Problem description
Report the number of lines containing "name", with no other words.
»»
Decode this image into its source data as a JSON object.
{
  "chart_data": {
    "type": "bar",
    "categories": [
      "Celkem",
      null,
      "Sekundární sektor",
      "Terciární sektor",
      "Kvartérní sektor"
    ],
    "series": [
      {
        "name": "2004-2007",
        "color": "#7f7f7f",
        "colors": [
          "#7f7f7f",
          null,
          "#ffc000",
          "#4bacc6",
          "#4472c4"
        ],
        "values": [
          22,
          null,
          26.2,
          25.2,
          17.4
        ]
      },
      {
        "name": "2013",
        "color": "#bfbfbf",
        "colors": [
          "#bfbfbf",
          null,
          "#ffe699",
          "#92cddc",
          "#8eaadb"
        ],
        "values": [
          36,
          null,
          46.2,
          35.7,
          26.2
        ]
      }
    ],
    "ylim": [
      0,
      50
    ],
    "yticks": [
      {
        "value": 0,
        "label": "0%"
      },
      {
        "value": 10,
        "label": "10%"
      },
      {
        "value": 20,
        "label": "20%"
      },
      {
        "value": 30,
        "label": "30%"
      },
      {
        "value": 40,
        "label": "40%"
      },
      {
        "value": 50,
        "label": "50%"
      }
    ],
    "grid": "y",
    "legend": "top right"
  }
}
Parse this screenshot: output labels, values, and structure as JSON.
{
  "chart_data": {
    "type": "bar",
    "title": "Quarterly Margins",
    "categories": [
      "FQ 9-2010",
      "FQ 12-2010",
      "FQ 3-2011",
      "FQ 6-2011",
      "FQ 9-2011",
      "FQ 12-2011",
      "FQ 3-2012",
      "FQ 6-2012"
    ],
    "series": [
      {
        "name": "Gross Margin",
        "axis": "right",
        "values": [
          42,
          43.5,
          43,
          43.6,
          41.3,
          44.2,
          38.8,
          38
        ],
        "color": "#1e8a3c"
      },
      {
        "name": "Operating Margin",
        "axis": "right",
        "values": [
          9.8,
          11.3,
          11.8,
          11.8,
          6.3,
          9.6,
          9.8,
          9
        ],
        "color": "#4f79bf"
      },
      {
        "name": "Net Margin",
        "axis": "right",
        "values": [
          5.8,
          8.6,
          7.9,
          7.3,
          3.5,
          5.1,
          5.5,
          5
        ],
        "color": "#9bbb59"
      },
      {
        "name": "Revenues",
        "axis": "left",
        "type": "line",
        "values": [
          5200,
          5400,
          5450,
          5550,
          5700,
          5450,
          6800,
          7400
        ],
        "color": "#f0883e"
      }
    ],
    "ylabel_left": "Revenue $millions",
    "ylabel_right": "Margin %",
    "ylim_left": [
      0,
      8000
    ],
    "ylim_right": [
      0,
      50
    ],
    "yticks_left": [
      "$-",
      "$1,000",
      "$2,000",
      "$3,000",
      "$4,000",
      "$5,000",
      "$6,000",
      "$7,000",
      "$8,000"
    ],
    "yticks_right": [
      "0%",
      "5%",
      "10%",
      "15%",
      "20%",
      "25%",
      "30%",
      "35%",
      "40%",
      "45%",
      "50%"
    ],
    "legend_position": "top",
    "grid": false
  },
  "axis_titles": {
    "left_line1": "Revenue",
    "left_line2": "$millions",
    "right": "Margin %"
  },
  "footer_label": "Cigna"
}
««
Task result
6